(Data records)
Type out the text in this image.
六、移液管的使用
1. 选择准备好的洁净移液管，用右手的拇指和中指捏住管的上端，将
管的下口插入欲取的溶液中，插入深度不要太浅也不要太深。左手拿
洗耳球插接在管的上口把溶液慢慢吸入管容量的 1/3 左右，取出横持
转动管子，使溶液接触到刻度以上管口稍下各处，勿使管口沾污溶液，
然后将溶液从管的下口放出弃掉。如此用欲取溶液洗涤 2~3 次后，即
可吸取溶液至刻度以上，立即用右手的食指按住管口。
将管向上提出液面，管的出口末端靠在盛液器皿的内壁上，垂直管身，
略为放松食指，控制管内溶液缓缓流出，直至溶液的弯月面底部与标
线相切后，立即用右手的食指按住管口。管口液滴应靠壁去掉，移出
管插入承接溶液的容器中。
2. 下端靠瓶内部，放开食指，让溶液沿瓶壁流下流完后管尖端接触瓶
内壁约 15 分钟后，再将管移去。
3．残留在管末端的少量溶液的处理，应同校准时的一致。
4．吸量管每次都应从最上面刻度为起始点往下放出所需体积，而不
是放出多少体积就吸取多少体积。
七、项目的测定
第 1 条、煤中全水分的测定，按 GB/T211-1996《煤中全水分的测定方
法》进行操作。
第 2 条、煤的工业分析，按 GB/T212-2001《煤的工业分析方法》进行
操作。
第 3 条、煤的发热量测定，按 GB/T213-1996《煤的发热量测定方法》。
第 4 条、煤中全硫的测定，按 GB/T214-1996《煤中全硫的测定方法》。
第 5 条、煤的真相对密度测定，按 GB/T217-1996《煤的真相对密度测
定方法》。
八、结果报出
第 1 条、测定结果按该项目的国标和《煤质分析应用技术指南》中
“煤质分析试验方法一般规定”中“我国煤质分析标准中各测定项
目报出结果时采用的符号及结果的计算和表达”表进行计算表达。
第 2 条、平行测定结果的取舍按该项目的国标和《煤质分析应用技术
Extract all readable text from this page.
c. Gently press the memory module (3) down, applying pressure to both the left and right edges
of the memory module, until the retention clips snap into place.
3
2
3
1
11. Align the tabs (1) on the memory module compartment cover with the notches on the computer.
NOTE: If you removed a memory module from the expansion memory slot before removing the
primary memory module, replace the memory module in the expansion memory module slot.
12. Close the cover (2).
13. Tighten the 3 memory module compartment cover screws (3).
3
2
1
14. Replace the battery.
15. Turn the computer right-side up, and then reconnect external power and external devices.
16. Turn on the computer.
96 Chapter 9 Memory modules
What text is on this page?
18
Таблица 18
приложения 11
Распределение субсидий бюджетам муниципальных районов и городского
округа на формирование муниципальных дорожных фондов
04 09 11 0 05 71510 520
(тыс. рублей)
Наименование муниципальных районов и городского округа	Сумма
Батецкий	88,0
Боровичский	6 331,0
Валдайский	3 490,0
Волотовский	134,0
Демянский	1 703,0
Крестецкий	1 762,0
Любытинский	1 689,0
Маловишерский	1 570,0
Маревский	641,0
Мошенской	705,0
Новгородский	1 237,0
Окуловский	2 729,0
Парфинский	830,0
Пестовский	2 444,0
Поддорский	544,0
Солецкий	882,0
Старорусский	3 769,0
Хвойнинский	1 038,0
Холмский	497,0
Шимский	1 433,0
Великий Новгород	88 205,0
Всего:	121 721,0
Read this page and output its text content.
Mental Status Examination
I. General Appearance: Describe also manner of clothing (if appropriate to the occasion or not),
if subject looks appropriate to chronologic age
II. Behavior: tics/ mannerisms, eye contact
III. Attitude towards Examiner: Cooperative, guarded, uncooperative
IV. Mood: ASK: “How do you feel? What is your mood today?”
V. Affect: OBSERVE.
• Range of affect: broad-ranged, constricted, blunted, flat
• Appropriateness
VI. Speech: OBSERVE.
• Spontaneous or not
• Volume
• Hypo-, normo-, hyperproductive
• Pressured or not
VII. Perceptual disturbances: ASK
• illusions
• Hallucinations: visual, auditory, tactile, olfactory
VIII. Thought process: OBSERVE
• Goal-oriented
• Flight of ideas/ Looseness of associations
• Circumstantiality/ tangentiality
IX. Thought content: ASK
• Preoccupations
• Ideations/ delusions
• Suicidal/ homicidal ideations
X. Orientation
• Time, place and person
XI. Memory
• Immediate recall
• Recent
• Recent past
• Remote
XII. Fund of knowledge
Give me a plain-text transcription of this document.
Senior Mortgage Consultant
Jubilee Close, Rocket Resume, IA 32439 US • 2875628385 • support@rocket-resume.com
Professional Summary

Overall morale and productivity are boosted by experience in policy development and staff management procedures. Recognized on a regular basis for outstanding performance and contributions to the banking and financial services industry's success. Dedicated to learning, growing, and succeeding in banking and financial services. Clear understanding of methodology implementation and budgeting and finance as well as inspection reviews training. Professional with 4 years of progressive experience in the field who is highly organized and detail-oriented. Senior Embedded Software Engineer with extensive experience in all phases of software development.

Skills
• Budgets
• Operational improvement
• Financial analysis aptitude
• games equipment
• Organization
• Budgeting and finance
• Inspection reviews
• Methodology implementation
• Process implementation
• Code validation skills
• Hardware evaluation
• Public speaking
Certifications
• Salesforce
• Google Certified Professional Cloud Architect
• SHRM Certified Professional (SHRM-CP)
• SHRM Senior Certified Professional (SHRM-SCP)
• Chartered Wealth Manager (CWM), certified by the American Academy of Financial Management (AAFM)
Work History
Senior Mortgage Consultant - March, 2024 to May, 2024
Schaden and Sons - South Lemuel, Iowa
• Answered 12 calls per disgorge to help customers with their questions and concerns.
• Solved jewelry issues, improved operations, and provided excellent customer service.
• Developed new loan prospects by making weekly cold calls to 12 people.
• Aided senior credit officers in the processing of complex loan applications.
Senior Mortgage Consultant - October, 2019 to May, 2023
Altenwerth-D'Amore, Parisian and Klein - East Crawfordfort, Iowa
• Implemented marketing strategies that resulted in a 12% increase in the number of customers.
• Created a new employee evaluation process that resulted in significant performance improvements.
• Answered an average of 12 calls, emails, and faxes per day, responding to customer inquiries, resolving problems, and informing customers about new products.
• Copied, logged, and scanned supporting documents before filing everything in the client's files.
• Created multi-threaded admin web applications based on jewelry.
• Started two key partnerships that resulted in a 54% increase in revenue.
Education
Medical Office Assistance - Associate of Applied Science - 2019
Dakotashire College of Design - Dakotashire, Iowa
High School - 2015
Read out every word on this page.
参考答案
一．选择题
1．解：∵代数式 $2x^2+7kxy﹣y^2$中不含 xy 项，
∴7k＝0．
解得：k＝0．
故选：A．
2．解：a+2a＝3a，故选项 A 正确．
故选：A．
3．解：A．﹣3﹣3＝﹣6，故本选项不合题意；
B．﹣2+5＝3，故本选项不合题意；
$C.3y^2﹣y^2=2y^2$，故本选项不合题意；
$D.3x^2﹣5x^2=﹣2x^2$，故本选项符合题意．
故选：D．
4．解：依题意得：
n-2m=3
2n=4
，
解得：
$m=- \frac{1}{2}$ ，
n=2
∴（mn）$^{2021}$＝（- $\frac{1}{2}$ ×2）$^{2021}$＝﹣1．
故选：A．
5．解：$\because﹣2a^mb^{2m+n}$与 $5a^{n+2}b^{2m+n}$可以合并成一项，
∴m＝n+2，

- GIVEN REQUEST -
Collect each line above holding the string "calls".

- REPLY TO THE EXERCISE -
• Answered 12 calls per disgorge to help customers with their questions and concerns.
• Developed new loan prospects by making weekly cold calls to 12 people.
• Answered an average of 12 calls, emails, and faxes per day, responding to customer inquiries, resolving problems, and informing customers about new products.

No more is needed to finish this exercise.